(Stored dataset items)
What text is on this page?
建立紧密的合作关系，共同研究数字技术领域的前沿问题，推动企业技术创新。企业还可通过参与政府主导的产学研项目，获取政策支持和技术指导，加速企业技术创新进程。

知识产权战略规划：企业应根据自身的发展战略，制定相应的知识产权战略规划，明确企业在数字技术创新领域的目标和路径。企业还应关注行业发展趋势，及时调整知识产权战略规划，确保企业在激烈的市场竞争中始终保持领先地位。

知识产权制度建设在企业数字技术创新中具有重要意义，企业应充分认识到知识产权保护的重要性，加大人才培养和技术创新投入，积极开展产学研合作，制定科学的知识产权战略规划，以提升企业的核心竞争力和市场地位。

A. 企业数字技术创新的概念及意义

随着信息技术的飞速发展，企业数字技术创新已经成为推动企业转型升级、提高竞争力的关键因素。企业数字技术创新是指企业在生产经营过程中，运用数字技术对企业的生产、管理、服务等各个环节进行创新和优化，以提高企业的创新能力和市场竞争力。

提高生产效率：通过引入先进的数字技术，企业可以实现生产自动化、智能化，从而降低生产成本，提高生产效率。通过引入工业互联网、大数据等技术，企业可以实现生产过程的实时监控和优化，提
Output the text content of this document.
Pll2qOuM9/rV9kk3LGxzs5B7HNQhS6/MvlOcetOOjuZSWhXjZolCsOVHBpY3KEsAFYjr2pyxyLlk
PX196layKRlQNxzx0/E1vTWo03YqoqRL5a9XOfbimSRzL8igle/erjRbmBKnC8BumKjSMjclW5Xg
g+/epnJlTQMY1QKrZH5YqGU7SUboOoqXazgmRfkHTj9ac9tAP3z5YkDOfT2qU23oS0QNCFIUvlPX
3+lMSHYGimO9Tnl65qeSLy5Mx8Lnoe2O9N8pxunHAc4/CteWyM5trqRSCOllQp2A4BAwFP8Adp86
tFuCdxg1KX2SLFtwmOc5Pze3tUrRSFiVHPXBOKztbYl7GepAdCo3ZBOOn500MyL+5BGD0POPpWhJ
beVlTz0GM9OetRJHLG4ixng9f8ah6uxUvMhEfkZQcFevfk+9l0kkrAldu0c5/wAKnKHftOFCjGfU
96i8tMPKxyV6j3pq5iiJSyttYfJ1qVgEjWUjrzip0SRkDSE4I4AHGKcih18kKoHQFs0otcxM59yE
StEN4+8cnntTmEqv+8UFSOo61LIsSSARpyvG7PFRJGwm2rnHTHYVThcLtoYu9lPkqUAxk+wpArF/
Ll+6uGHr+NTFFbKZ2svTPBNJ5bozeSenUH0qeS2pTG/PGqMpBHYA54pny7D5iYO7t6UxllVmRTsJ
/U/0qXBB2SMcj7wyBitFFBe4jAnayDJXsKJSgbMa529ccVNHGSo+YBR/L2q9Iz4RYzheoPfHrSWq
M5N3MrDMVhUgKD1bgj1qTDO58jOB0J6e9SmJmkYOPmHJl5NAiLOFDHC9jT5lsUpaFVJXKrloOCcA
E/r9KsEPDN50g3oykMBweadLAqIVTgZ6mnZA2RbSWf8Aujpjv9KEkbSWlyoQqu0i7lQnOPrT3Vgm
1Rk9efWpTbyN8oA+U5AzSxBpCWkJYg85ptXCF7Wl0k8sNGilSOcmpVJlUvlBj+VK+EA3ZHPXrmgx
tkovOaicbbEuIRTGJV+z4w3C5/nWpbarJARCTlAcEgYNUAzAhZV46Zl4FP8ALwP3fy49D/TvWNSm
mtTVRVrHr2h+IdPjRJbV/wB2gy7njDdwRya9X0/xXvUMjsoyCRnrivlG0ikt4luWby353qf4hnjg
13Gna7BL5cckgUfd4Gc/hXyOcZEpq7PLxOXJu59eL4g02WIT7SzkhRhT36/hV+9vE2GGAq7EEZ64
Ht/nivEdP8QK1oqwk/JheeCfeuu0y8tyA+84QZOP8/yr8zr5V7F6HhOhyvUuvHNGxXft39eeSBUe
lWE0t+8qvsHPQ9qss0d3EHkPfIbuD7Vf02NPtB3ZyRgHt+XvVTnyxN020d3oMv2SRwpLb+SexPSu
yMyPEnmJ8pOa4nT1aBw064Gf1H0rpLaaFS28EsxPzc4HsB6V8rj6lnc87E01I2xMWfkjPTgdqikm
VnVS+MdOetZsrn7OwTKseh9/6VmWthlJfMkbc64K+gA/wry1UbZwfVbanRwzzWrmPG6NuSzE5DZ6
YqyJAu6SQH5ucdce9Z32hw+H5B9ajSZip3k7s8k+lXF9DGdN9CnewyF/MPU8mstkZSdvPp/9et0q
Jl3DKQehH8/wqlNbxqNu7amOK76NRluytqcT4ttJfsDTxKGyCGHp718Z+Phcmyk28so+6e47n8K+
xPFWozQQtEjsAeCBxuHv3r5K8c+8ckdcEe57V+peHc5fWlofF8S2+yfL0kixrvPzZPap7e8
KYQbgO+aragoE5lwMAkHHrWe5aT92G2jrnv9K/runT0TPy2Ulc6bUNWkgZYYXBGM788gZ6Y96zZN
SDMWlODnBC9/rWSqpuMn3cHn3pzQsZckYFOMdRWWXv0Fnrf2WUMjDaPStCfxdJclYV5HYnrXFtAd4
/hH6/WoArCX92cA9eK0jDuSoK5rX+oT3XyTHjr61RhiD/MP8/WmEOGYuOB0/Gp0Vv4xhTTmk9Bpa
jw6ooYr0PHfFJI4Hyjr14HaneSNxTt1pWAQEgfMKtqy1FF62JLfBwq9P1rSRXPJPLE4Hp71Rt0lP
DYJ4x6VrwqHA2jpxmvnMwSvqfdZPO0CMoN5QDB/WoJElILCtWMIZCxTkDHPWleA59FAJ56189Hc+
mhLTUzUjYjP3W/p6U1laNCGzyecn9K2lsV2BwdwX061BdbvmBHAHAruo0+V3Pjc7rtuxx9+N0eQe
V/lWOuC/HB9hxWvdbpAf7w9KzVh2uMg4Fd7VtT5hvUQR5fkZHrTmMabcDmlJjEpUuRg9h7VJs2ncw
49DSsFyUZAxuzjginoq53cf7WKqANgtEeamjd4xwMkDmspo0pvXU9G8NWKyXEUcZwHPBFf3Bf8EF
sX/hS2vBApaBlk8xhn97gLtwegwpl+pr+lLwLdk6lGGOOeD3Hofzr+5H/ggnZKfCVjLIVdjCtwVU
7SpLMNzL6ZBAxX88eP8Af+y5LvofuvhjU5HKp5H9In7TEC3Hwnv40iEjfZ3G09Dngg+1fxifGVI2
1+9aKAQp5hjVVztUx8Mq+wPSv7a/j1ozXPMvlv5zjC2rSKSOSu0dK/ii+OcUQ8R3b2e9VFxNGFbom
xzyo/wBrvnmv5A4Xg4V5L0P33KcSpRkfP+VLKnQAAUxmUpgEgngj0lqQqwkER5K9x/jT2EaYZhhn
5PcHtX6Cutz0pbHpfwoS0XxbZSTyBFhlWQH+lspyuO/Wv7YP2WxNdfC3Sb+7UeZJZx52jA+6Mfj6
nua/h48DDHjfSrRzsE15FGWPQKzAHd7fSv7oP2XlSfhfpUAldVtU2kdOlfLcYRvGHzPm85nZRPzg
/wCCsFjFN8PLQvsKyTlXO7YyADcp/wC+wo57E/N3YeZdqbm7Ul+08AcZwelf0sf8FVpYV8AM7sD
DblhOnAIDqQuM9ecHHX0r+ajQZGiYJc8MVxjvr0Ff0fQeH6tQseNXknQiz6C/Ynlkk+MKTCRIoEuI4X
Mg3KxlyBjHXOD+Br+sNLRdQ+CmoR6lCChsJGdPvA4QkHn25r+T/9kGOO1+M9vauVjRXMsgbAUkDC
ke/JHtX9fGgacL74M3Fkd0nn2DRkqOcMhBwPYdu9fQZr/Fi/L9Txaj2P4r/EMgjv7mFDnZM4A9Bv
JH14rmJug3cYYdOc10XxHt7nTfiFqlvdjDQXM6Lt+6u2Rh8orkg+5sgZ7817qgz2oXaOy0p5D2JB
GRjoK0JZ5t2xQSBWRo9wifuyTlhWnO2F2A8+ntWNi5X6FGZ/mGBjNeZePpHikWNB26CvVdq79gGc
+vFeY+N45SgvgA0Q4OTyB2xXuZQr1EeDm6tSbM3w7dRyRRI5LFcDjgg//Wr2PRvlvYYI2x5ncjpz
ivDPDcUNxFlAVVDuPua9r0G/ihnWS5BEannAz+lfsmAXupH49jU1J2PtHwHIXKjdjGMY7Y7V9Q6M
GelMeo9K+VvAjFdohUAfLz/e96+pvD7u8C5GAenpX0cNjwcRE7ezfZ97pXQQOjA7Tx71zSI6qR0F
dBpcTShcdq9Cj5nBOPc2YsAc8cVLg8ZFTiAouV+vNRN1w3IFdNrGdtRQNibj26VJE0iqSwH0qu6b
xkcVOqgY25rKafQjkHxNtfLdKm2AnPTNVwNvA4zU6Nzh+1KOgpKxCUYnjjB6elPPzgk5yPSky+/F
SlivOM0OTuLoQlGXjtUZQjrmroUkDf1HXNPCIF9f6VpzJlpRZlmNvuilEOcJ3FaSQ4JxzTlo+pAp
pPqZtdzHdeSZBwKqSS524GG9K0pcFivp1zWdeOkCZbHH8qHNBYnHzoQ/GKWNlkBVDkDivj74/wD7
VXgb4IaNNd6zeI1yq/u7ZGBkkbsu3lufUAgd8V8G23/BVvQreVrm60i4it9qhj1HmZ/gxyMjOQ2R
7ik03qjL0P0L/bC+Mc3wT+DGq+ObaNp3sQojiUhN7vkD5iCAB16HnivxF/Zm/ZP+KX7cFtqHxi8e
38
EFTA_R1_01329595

### Stated exercise
Find every line containing the word "text", then give the total and nothing more.

### Expected answer
2